Exercise prompt: Return every line below as is, leaving out the pictures.

-- Begin Extracted information --

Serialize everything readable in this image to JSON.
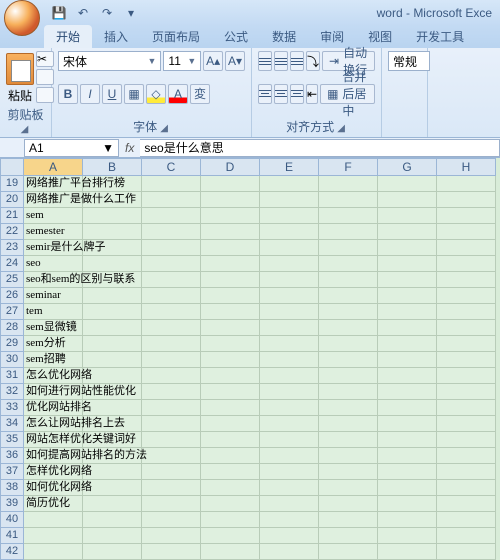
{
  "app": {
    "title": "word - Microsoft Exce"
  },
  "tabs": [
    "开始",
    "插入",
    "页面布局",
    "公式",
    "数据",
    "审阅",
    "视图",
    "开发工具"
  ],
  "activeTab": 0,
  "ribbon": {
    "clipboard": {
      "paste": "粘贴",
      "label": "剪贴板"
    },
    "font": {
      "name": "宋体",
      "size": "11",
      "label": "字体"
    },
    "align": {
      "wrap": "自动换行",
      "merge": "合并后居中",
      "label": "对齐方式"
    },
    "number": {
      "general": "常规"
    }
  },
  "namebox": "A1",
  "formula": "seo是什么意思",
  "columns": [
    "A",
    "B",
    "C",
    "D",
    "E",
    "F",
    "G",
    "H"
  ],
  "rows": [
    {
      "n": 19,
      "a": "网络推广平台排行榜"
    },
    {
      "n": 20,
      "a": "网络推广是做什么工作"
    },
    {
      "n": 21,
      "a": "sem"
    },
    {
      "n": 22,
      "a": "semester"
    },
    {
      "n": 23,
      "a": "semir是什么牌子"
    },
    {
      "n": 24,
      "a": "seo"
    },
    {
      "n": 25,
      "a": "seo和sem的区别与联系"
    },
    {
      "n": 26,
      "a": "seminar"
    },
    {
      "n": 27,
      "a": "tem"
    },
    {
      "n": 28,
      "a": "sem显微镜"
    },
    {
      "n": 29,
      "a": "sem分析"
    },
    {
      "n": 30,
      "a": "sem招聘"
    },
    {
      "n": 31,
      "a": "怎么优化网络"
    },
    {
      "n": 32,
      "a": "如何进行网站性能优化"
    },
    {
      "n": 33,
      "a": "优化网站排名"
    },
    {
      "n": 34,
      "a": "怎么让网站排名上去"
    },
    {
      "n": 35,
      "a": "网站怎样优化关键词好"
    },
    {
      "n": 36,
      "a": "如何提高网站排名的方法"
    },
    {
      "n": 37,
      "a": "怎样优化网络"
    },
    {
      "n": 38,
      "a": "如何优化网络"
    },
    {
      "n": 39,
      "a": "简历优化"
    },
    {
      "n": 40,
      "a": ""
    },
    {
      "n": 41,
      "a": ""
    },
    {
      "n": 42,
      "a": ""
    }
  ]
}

-- End Extracted information --

Solution for this task:
Serialize everything readable in this image to JSON.
{
  "app": {
    "title": "word - Microsoft Exce"
  },
  "tabs": [
    "开始",
    "插入",
    "页面布局",
    "公式",
    "数据",
    "审阅",
    "视图",
    "开发工具"
  ],
  "activeTab": 0,
  "ribbon": {
    "clipboard": {
      "paste": "粘贴",
      "label": "剪贴板"
    },
    "font": {
      "name": "宋体",
      "size": "11",
      "label": "字体"
    },
    "align": {
      "wrap": "自动换行",
      "merge": "合并后居中",
      "label": "对齐方式"
    },
    "number": {
      "general": "常规"
    }
  },
  "namebox": "A1",
  "formula": "seo是什么意思",
  "columns": [
    "A",
    "B",
    "C",
    "D",
    "E",
    "F",
    "G",
    "H"
  ],
  "rows": [
    {
      "n": 19,
      "a": "网络推广平台排行榜"
    },
    {
      "n": 20,
      "a": "网络推广是做什么工作"
    },
    {
      "n": 21,
      "a": "sem"
    },
    {
      "n": 22,
      "a": "semester"
    },
    {
      "n": 23,
      "a": "semir是什么牌子"
    },
    {
      "n": 24,
      "a": "seo"
    },
    {
      "n": 25,
      "a": "seo和sem的区别与联系"
    },
    {
      "n": 26,
      "a": "seminar"
    },
    {
      "n": 27,
      "a": "tem"
    },
    {
      "n": 28,
      "a": "sem显微镜"
    },
    {
      "n": 29,
      "a": "sem分析"
    },
    {
      "n": 30,
      "a": "sem招聘"
    },
    {
      "n": 31,
      "a": "怎么优化网络"
    },
    {
      "n": 32,
      "a": "如何进行网站性能优化"
    },
    {
      "n": 33,
      "a": "优化网站排名"
    },
    {
      "n": 34,
      "a": "怎么让网站排名上去"
    },
    {
      "n": 35,
      "a": "网站怎样优化关键词好"
    },
    {
      "n": 36,
      "a": "如何提高网站排名的方法"
    },
    {
      "n": 37,
      "a": "怎样优化网络"
    },
    {
      "n": 38,
      "a": "如何优化网络"
    },
    {
      "n": 39,
      "a": "简历优化"
    },
    {
      "n": 40,
      "a": ""
    },
    {
      "n": 41,
      "a": ""
    },
    {
      "n": 42,
      "a": ""
    }
  ]
}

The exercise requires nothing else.